Short exercise »
Every line below that holds the string "name" should be copied out.

---

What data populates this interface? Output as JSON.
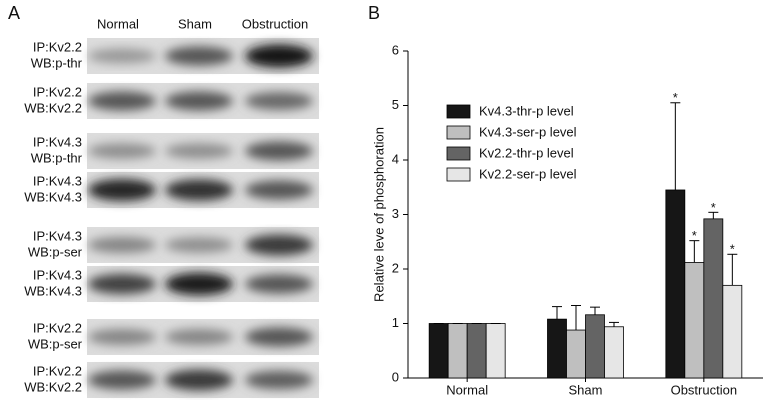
{
  "panel_a": {
    "panel_label": "A",
    "columns": [
      "Normal",
      "Sham",
      "Obstruction"
    ],
    "rows": [
      [
        "IP:Kv2.2",
        "WB:p-thr"
      ],
      [
        "IP:Kv2.2",
        "WB:Kv2.2"
      ],
      [
        "IP:Kv4.3",
        "WB:p-thr"
      ],
      [
        "IP:Kv4.3",
        "WB:Kv4.3"
      ],
      [
        "IP:Kv4.3",
        "WB:p-ser"
      ],
      [
        "IP:Kv4.3",
        "WB:Kv4.3"
      ],
      [
        "IP:Kv2.2",
        "WB:p-ser"
      ],
      [
        "IP:Kv2.2",
        "WB:Kv2.2"
      ]
    ]
  },
  "chart_data": {
    "type": "bar",
    "panel_label": "B",
    "y_label": "Relative leve of phosphoration",
    "categories": [
      "Normal",
      "Sham",
      "Obstruction"
    ],
    "series": [
      {
        "name": "Kv4.3-thr-p level",
        "color": "#161616",
        "values": [
          1,
          1.08,
          3.45
        ],
        "errors": [
          0,
          0.23,
          1.6
        ]
      },
      {
        "name": "Kv4.3-ser-p level",
        "color": "#bfbfbf",
        "values": [
          1,
          0.88,
          2.12
        ],
        "errors": [
          0,
          0.45,
          0.4
        ]
      },
      {
        "name": "Kv2.2-thr-p level",
        "color": "#646464",
        "values": [
          1,
          1.16,
          2.92
        ],
        "errors": [
          0,
          0.14,
          0.12
        ]
      },
      {
        "name": "Kv2.2-ser-p level",
        "color": "#e6e6e6",
        "values": [
          1,
          0.94,
          1.7
        ],
        "errors": [
          0,
          0.08,
          0.57
        ]
      }
    ],
    "annotations": [
      {
        "text": "*",
        "series": 0,
        "category": 2
      },
      {
        "text": "*",
        "series": 1,
        "category": 2
      },
      {
        "text": "*",
        "series": 2,
        "category": 2
      },
      {
        "text": "*",
        "series": 3,
        "category": 2
      }
    ],
    "ylim": [
      0,
      6
    ],
    "yticks": [
      0,
      1,
      2,
      3,
      4,
      5,
      6
    ],
    "legend": "upper-left"
  }
}
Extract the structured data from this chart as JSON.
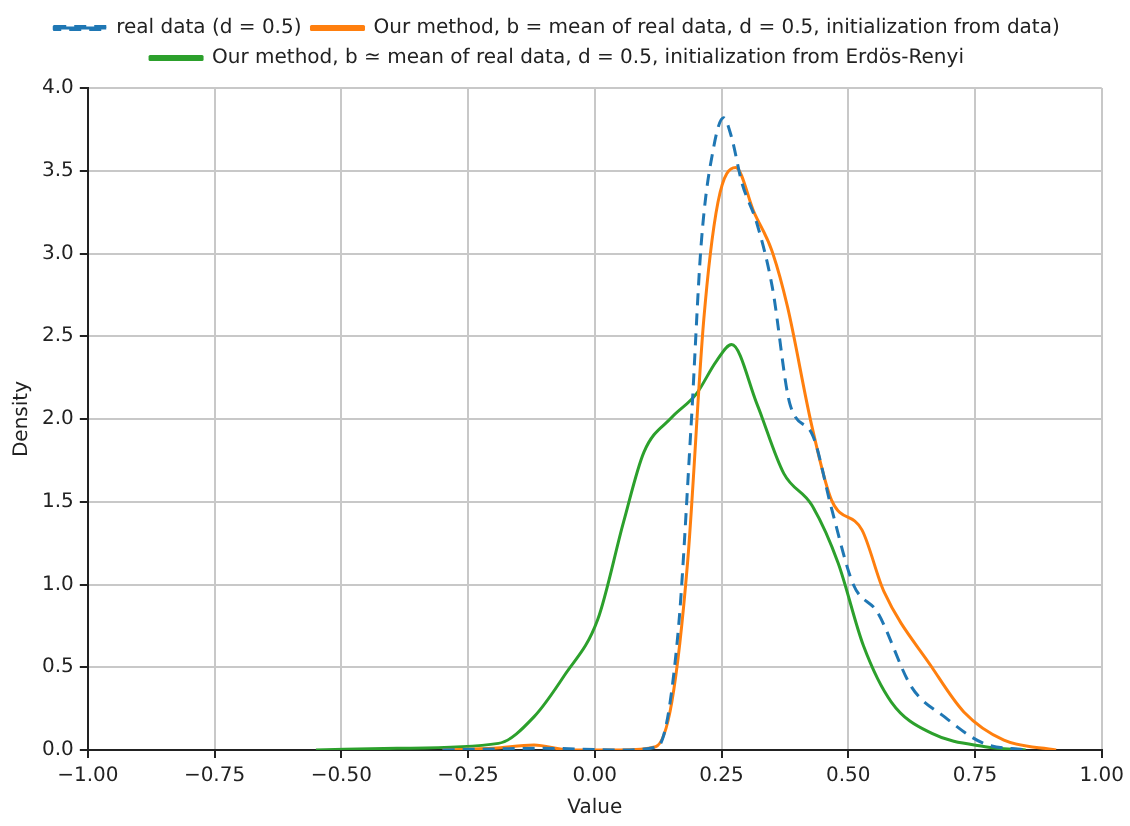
{
  "chart_data": {
    "type": "line",
    "xlabel": "Value",
    "ylabel": "Density",
    "xlim": [
      -1,
      1
    ],
    "ylim": [
      0,
      4
    ],
    "xticks": [
      {
        "value": -1,
        "label": "−1.00"
      },
      {
        "value": -0.75,
        "label": "−0.75"
      },
      {
        "value": -0.5,
        "label": "−0.50"
      },
      {
        "value": -0.25,
        "label": "−0.25"
      },
      {
        "value": 0,
        "label": "0.00"
      },
      {
        "value": 0.25,
        "label": "0.25"
      },
      {
        "value": 0.5,
        "label": "0.50"
      },
      {
        "value": 0.75,
        "label": "0.75"
      },
      {
        "value": 1,
        "label": "1.00"
      }
    ],
    "yticks": [
      {
        "value": 0,
        "label": "0.0"
      },
      {
        "value": 0.5,
        "label": "0.5"
      },
      {
        "value": 1,
        "label": "1.0"
      },
      {
        "value": 1.5,
        "label": "1.5"
      },
      {
        "value": 2,
        "label": "2.0"
      },
      {
        "value": 2.5,
        "label": "2.5"
      },
      {
        "value": 3,
        "label": "3.0"
      },
      {
        "value": 3.5,
        "label": "3.5"
      },
      {
        "value": 4,
        "label": "4.0"
      }
    ],
    "grid": true,
    "legend": "top",
    "marker": "none",
    "series": [
      {
        "name": "real data (d = 0.5)",
        "color": "#1f77b4",
        "line_style": "dashed",
        "x": [
          -0.3,
          -0.1,
          0.05,
          0.124,
          0.164,
          0.19,
          0.21,
          0.235,
          0.254,
          0.27,
          0.29,
          0.32,
          0.35,
          0.385,
          0.43,
          0.467,
          0.51,
          0.558,
          0.625,
          0.69,
          0.767,
          0.85
        ],
        "values": [
          0,
          0.01,
          0,
          0.02,
          0.7,
          1.96,
          3.06,
          3.65,
          3.82,
          3.7,
          3.43,
          3.18,
          2.8,
          2.09,
          1.9,
          1.46,
          1.0,
          0.83,
          0.38,
          0.2,
          0.04,
          0
        ]
      },
      {
        "name": "Our method, b = mean of real data, d = 0.5, initialization from data)",
        "color": "#ff7f0e",
        "line_style": "solid",
        "x": [
          -0.3,
          -0.2,
          -0.12,
          -0.05,
          0.05,
          0.12,
          0.152,
          0.183,
          0.215,
          0.243,
          0.278,
          0.314,
          0.349,
          0.38,
          0.428,
          0.467,
          0.527,
          0.57,
          0.665,
          0.728,
          0.807,
          0.91
        ],
        "values": [
          0,
          0.01,
          0.03,
          0,
          0,
          0.02,
          0.29,
          1.13,
          2.6,
          3.31,
          3.52,
          3.25,
          3.02,
          2.68,
          1.96,
          1.51,
          1.33,
          0.96,
          0.5,
          0.23,
          0.06,
          0
        ]
      },
      {
        "name": "Our method, b ≃ mean of real data, d = 0.5, initialization from Erdös-Renyi",
        "color": "#2ca02c",
        "line_style": "solid",
        "x": [
          -0.55,
          -0.39,
          -0.19,
          -0.12,
          -0.06,
          0.006,
          0.057,
          0.097,
          0.152,
          0.2,
          0.24,
          0.27,
          0.32,
          0.373,
          0.428,
          0.48,
          0.53,
          0.585,
          0.665,
          0.77,
          0.85
        ],
        "values": [
          0,
          0.01,
          0.04,
          0.2,
          0.45,
          0.79,
          1.38,
          1.8,
          2.01,
          2.15,
          2.35,
          2.45,
          2.09,
          1.67,
          1.48,
          1.13,
          0.63,
          0.29,
          0.1,
          0.02,
          0
        ]
      }
    ]
  }
}
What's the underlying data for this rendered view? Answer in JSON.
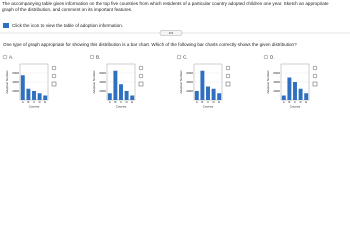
{
  "instructions": "The accompanying table gives information on the top five countries from which residents of a particular country adopted children one year. Sketch an appropriate graph of the distribution, and comment on its important features.",
  "link": "Click the icon to view the table of adoption information.",
  "question": "One type of graph appropriate for showing this distribution is a bar chart. Which of the following bar charts correctly shows the given distribution?",
  "options": [
    {
      "label": "A.",
      "chart": {
        "type": "bar",
        "ylabel": "Adoption Number",
        "xlabel": "Country",
        "categories": [
          "A",
          "B",
          "C",
          "D",
          "E"
        ],
        "values": [
          5500,
          2500,
          2000,
          1500,
          1000
        ],
        "ylim": [
          0,
          8000
        ],
        "yticks": [
          2000,
          4000,
          6000
        ],
        "color": "#2e6fc0"
      }
    },
    {
      "label": "B.",
      "chart": {
        "type": "bar",
        "ylabel": "Adoption Number",
        "xlabel": "Country",
        "categories": [
          "A",
          "B",
          "C",
          "D",
          "E"
        ],
        "values": [
          1500,
          6500,
          3500,
          2000,
          1000
        ],
        "ylim": [
          0,
          8000
        ],
        "yticks": [
          2000,
          4000,
          6000
        ],
        "color": "#2e6fc0"
      }
    },
    {
      "label": "C.",
      "chart": {
        "type": "bar",
        "ylabel": "Adoption Number",
        "xlabel": "Country",
        "categories": [
          "A",
          "B",
          "C",
          "D",
          "E"
        ],
        "values": [
          2000,
          6500,
          3000,
          2500,
          1500
        ],
        "ylim": [
          0,
          8000
        ],
        "yticks": [
          2000,
          4000,
          6000
        ],
        "color": "#2e6fc0"
      }
    },
    {
      "label": "D.",
      "chart": {
        "type": "bar",
        "ylabel": "Adoption Number",
        "xlabel": "Country",
        "categories": [
          "A",
          "B",
          "C",
          "D",
          "E"
        ],
        "values": [
          1000,
          5000,
          4000,
          2500,
          1500
        ],
        "ylim": [
          0,
          8000
        ],
        "yticks": [
          2000,
          4000,
          6000
        ],
        "color": "#2e6fc0"
      }
    }
  ]
}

---

Result for this exercise »
        "name": "Kv4.3-thr-p level",
        "name": "Kv4.3-ser-p level",
        "name": "Kv2.2-thr-p level",
        "name": "Kv2.2-ser-p level",
        "name": "real data (d = 0.5)",
        "name": "Our method, b = mean of real data, d = 0.5, initialization from data)",
        "name": "Our method, b ≃ mean of real data, d = 0.5, initialization from Erdös-Renyi",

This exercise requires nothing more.